→ Challenge
Select all lines with the string "eucariontes" in them, and copy those lines.

------ Material for the task ------

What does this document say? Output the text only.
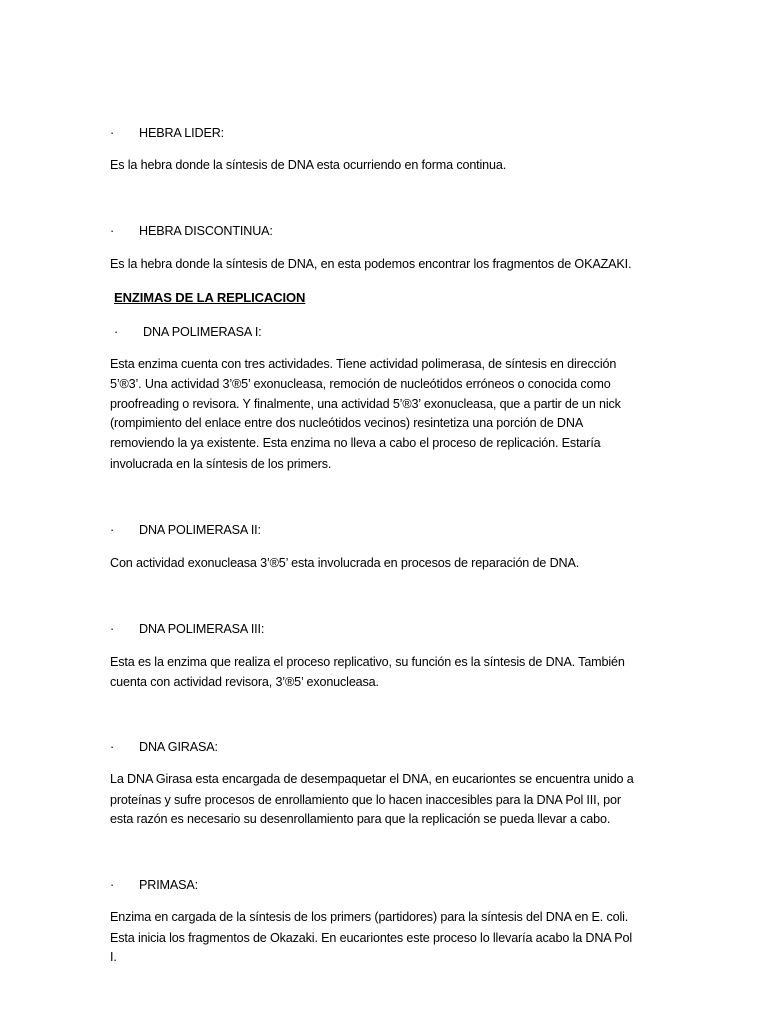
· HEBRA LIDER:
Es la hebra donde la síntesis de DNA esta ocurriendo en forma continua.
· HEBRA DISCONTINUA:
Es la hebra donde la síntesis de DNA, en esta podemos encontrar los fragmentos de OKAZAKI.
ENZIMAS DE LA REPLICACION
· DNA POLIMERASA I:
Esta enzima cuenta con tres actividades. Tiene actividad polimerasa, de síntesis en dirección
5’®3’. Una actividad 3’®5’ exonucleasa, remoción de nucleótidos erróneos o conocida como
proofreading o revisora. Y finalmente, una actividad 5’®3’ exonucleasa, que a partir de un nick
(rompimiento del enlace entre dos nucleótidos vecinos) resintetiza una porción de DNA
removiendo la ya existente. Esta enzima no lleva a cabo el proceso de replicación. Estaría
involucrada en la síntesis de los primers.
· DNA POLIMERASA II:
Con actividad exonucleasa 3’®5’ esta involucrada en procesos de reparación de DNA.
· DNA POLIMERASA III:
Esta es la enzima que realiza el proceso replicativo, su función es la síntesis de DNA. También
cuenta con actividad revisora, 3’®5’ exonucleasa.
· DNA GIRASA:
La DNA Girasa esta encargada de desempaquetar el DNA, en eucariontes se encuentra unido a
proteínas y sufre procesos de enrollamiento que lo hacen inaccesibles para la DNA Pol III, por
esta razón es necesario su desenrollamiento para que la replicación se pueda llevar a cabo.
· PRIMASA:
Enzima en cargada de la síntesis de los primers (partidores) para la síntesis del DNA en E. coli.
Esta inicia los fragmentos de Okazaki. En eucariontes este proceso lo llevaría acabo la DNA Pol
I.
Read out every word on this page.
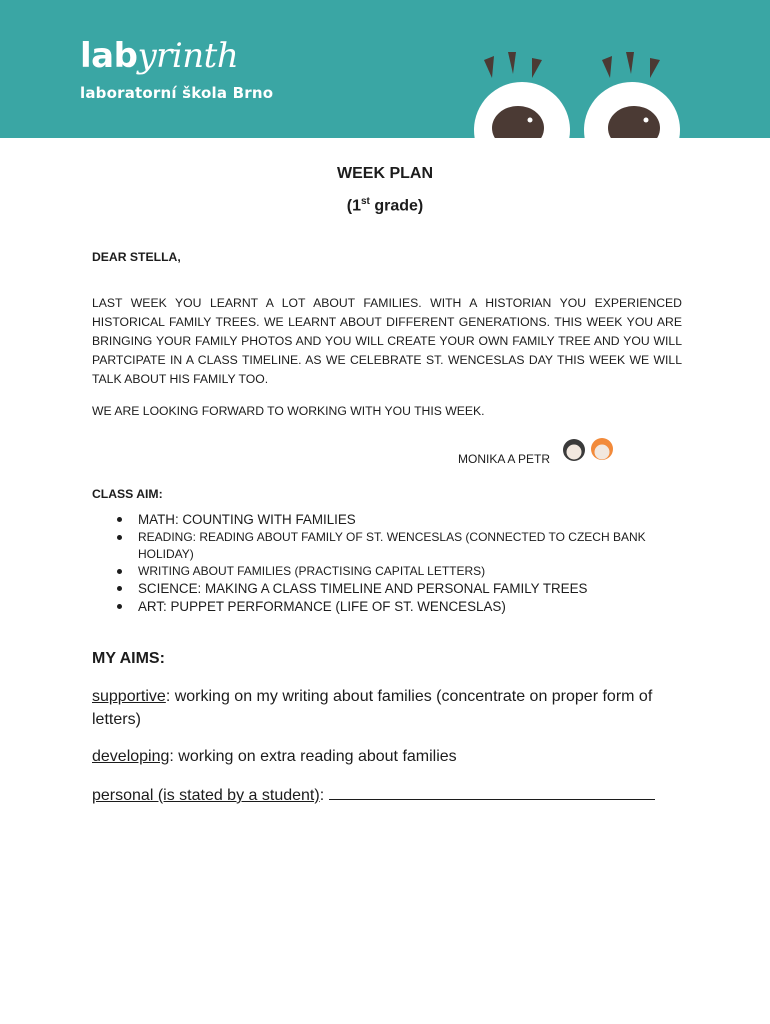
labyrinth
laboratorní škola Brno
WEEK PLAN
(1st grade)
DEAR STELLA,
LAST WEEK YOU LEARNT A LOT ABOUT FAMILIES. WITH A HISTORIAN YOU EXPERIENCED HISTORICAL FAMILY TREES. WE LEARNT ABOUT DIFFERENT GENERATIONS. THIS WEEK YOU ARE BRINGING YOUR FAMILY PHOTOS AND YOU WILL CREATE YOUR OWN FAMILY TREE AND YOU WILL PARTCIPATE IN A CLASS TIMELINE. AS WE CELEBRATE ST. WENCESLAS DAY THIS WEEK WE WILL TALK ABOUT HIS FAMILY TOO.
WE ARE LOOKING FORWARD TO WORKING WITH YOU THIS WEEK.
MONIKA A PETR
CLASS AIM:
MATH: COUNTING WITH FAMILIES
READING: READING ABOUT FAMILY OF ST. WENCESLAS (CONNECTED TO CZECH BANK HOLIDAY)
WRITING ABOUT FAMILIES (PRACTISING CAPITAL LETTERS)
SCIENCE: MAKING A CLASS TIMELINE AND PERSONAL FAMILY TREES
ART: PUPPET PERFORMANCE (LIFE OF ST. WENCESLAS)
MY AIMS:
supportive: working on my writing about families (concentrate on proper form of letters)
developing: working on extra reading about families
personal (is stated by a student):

------

→ Result of the task
La DNA Girasa esta encargada de desempaquetar el DNA, en eucariontes se encuentra unido a
Esta inicia los fragmentos de Okazaki. En eucariontes este proceso lo llevaría acabo la DNA Pol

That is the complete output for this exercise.